All of the material below is to be restated word for word, apart from the pictures.

▸ Provided entries
** start **

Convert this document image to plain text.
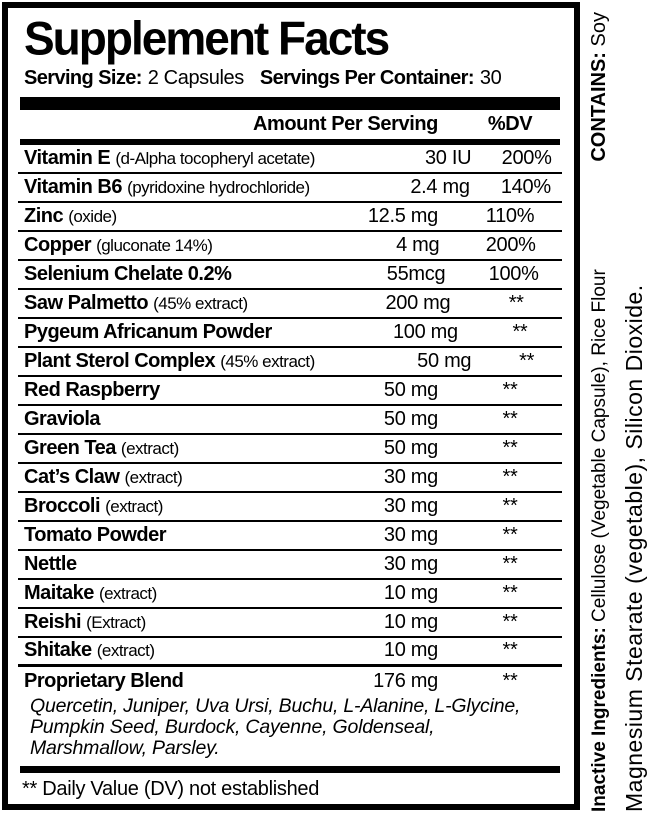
Supplement Facts
Serving Size: 2 Capsules Servings Per Container: 30
Amount Per Serving	%DV
Vitamin E (d-Alpha tocopheryl acetate)	30 IU	200%
Vitamin B6 (pyridoxine hydrochloride)	2.4 mg	140%
Zinc (oxide)	12.5 mg	110%
Copper (gluconate 14%)	4 mg	200%
Selenium Chelate 0.2%	55mcg	100%
Saw Palmetto (45% extract)	200 mg	**
Pygeum Africanum Powder	100 mg	**
Plant Sterol Complex (45% extract)	50 mg	**
Red Raspberry	50 mg	**
Graviola	50 mg	**
Green Tea (extract)	50 mg	**
Cat’s Claw (extract)	30 mg	**
Broccoli (extract)	30 mg	**
Tomato Powder	30 mg	**
Nettle	30 mg	**
Maitake (extract)	10 mg	**
Reishi (Extract)	10 mg	**
Shitake (extract)	10 mg	**
Proprietary Blend	176 mg	**
Quercetin, Juniper, Uva Ursi, Buchu, L-Alanine, L-Glycine, Pumpkin Seed, Burdock, Cayenne, Goldenseal, Marshmallow, Parsley.
** Daily Value (DV) not established	Inactive Ingredients: Cellulose (Vegetable Capsule), Rice Flour
CONTAINS: Soy
Magnesium Stearate (vegetable), Silicon Dioxide.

** end **

▸ The answer
Convert this document image to plain text.
Supplement Facts
Serving Size: 2 Capsules Servings Per Container: 30
Amount Per Serving	%DV
Vitamin E (d-Alpha tocopheryl acetate)	30 IU	200%
Vitamin B6 (pyridoxine hydrochloride)	2.4 mg	140%
Zinc (oxide)	12.5 mg	110%
Copper (gluconate 14%)	4 mg	200%
Selenium Chelate 0.2%	55mcg	100%
Saw Palmetto (45% extract)	200 mg	**
Pygeum Africanum Powder	100 mg	**
Plant Sterol Complex (45% extract)	50 mg	**
Red Raspberry	50 mg	**
Graviola	50 mg	**
Green Tea (extract)	50 mg	**
Cat’s Claw (extract)	30 mg	**
Broccoli (extract)	30 mg	**
Tomato Powder	30 mg	**
Nettle	30 mg	**
Maitake (extract)	10 mg	**
Reishi (Extract)	10 mg	**
Shitake (extract)	10 mg	**
Proprietary Blend	176 mg	**
Quercetin, Juniper, Uva Ursi, Buchu, L-Alanine, L-Glycine, Pumpkin Seed, Burdock, Cayenne, Goldenseal, Marshmallow, Parsley.
** Daily Value (DV) not established	Inactive Ingredients: Cellulose (Vegetable Capsule), Rice Flour
CONTAINS: Soy
Magnesium Stearate (vegetable), Silicon Dioxide.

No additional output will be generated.